**Prompt**
Extract all lines from the data beneath that include the word "loại".

:: Dataset content

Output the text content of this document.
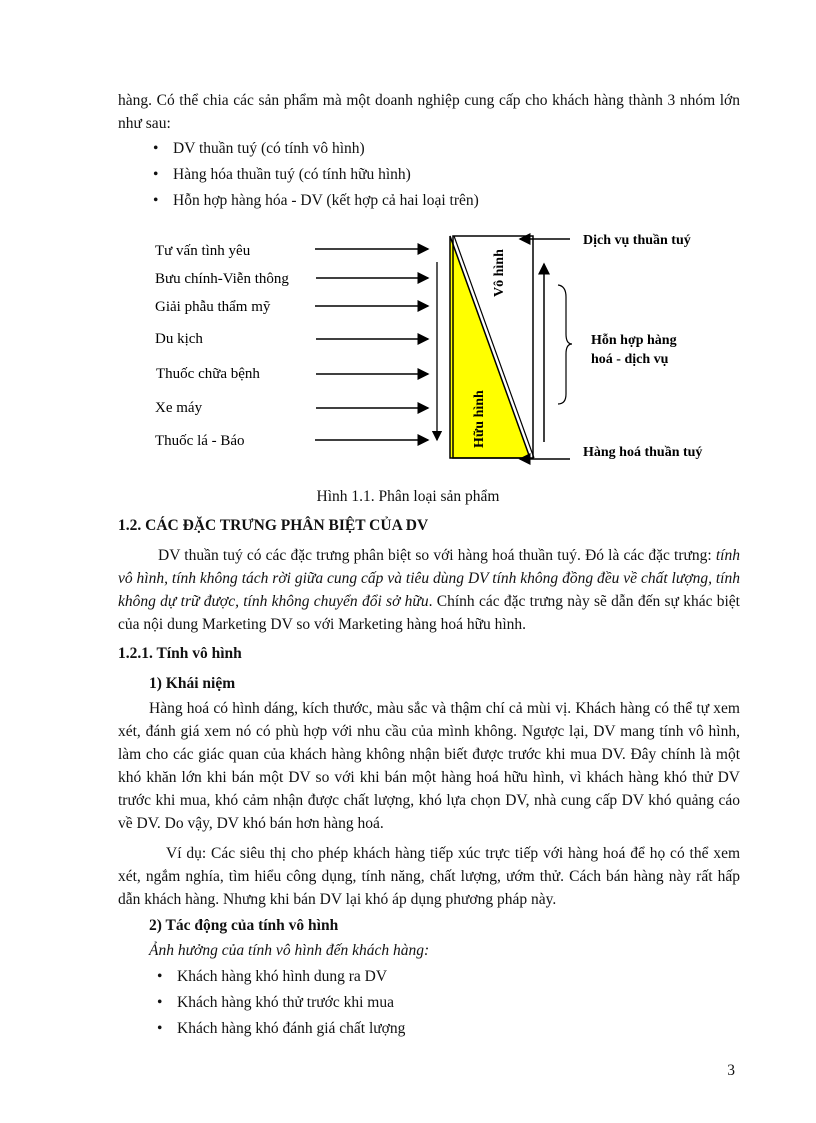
hàng. Có thể chia các sản phẩm mà một doanh nghiệp cung cấp cho khách hàng thành 3 nhóm lớn như sau:

• DV thuần tuý (có tính vô hình)
• Hàng hóa thuần tuý (có tính hữu hình)
• Hỗn hợp hàng hóa - DV (kết hợp cả hai loại trên)
Tư vấn tình yêu
Bưu chính-Viễn thông
Giải phẫu thẩm mỹ
Du kịch
Thuốc chữa bệnh
Xe máy
Thuốc lá - Báo
Vô hình
Hữu hình
Dịch vụ thuần tuý
Hỗn hợp hàng
hoá - dịch vụ
Hàng hoá thuần tuý
Hình 1.1. Phân loại sản phẩm
1.2. CÁC ĐẶC TRƯNG PHÂN BIỆT CỦA DV

DV thuần tuý có các đặc trưng phân biệt so với hàng hoá thuần tuý. Đó là các đặc trưng: tính vô hình, tính không tách rời giữa cung cấp và tiêu dùng DV tính không đồng đều về chất lượng, tính không dự trữ được, tính không chuyển đổi sở hữu. Chính các đặc trưng này sẽ dẫn đến sự khác biệt của nội dung Marketing DV so với Marketing hàng hoá hữu hình.

1.2.1. Tính vô hình
1) Khái niệm

Hàng hoá có hình dáng, kích thước, màu sắc và thậm chí cả mùi vị. Khách hàng có thể tự xem xét, đánh giá xem nó có phù hợp với nhu cầu của mình không. Ngược lại, DV mang tính vô hình, làm cho các giác quan của khách hàng không nhận biết được trước khi mua DV. Đây chính là một khó khăn lớn khi bán một DV so với khi bán một hàng hoá hữu hình, vì khách hàng khó thử DV trước khi mua, khó cảm nhận được chất lượng, khó lựa chọn DV, nhà cung cấp DV khó quảng cáo về DV. Do vậy, DV khó bán hơn hàng hoá.

Ví dụ: Các siêu thị cho phép khách hàng tiếp xúc trực tiếp với hàng hoá để họ có thể xem xét, ngắm nghía, tìm hiểu công dụng, tính năng, chất lượng, ướm thử. Cách bán hàng này rất hấp dẫn khách hàng. Nhưng khi bán DV lại khó áp dụng phương pháp này.

2) Tác động của tính vô hình
Ảnh hưởng của tính vô hình đến khách hàng:
• Khách hàng khó hình dung ra DV
• Khách hàng khó thử trước khi mua
• Khách hàng khó đánh giá chất lượng
3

::::

**Written answer**
• Hỗn hợp hàng hóa - DV (kết hợp cả hai loại trên)
Hình 1.1. Phân loại sản phẩm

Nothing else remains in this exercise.